## START Stored data

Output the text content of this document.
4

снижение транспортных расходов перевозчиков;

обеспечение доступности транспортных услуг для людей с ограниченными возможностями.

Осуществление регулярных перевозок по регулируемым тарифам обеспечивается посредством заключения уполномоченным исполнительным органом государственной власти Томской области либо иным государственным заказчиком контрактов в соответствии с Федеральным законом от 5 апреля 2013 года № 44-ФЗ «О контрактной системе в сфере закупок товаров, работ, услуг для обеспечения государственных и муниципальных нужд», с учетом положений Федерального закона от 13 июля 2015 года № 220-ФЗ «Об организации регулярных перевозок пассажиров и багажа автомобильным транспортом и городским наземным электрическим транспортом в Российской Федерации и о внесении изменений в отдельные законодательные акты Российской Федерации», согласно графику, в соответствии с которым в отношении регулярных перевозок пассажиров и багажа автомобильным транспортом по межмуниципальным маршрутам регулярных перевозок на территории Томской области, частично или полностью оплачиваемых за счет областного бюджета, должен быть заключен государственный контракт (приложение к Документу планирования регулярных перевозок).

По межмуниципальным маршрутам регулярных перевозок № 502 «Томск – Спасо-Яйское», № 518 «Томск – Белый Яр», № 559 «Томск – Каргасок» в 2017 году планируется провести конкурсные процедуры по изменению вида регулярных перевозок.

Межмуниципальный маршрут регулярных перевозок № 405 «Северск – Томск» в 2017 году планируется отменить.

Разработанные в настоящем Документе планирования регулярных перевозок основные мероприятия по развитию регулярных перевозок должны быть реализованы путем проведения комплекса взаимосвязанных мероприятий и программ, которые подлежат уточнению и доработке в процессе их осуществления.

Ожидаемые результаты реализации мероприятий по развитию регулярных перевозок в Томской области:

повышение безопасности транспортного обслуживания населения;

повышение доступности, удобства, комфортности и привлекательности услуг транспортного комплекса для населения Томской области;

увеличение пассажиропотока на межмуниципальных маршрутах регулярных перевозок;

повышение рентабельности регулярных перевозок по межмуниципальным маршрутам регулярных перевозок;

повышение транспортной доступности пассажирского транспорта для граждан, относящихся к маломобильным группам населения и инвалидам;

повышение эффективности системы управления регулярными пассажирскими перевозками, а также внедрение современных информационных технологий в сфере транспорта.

## END Stored data

▸ Task brief
Write out every entry again, keeping each line exactly the same.

▸ Finished exercise
Output the text content of this document.
4

снижение транспортных расходов перевозчиков;

обеспечение доступности транспортных услуг для людей с ограниченными возможностями.

Осуществление регулярных перевозок по регулируемым тарифам обеспечивается посредством заключения уполномоченным исполнительным органом государственной власти Томской области либо иным государственным заказчиком контрактов в соответствии с Федеральным законом от 5 апреля 2013 года № 44-ФЗ «О контрактной системе в сфере закупок товаров, работ, услуг для обеспечения государственных и муниципальных нужд», с учетом положений Федерального закона от 13 июля 2015 года № 220-ФЗ «Об организации регулярных перевозок пассажиров и багажа автомобильным транспортом и городским наземным электрическим транспортом в Российской Федерации и о внесении изменений в отдельные законодательные акты Российской Федерации», согласно графику, в соответствии с которым в отношении регулярных перевозок пассажиров и багажа автомобильным транспортом по межмуниципальным маршрутам регулярных перевозок на территории Томской области, частично или полностью оплачиваемых за счет областного бюджета, должен быть заключен государственный контракт (приложение к Документу планирования регулярных перевозок).

По межмуниципальным маршрутам регулярных перевозок № 502 «Томск – Спасо-Яйское», № 518 «Томск – Белый Яр», № 559 «Томск – Каргасок» в 2017 году планируется провести конкурсные процедуры по изменению вида регулярных перевозок.

Межмуниципальный маршрут регулярных перевозок № 405 «Северск – Томск» в 2017 году планируется отменить.

Разработанные в настоящем Документе планирования регулярных перевозок основные мероприятия по развитию регулярных перевозок должны быть реализованы путем проведения комплекса взаимосвязанных мероприятий и программ, которые подлежат уточнению и доработке в процессе их осуществления.

Ожидаемые результаты реализации мероприятий по развитию регулярных перевозок в Томской области:

повышение безопасности транспортного обслуживания населения;

повышение доступности, удобства, комфортности и привлекательности услуг транспортного комплекса для населения Томской области;

увеличение пассажиропотока на межмуниципальных маршрутах регулярных перевозок;

повышение рентабельности регулярных перевозок по межмуниципальным маршрутам регулярных перевозок;

повышение транспортной доступности пассажирского транспорта для граждан, относящихся к маломобильным группам населения и инвалидам;

повышение эффективности системы управления регулярными пассажирскими перевозками, а также внедрение современных информационных технологий в сфере транспорта.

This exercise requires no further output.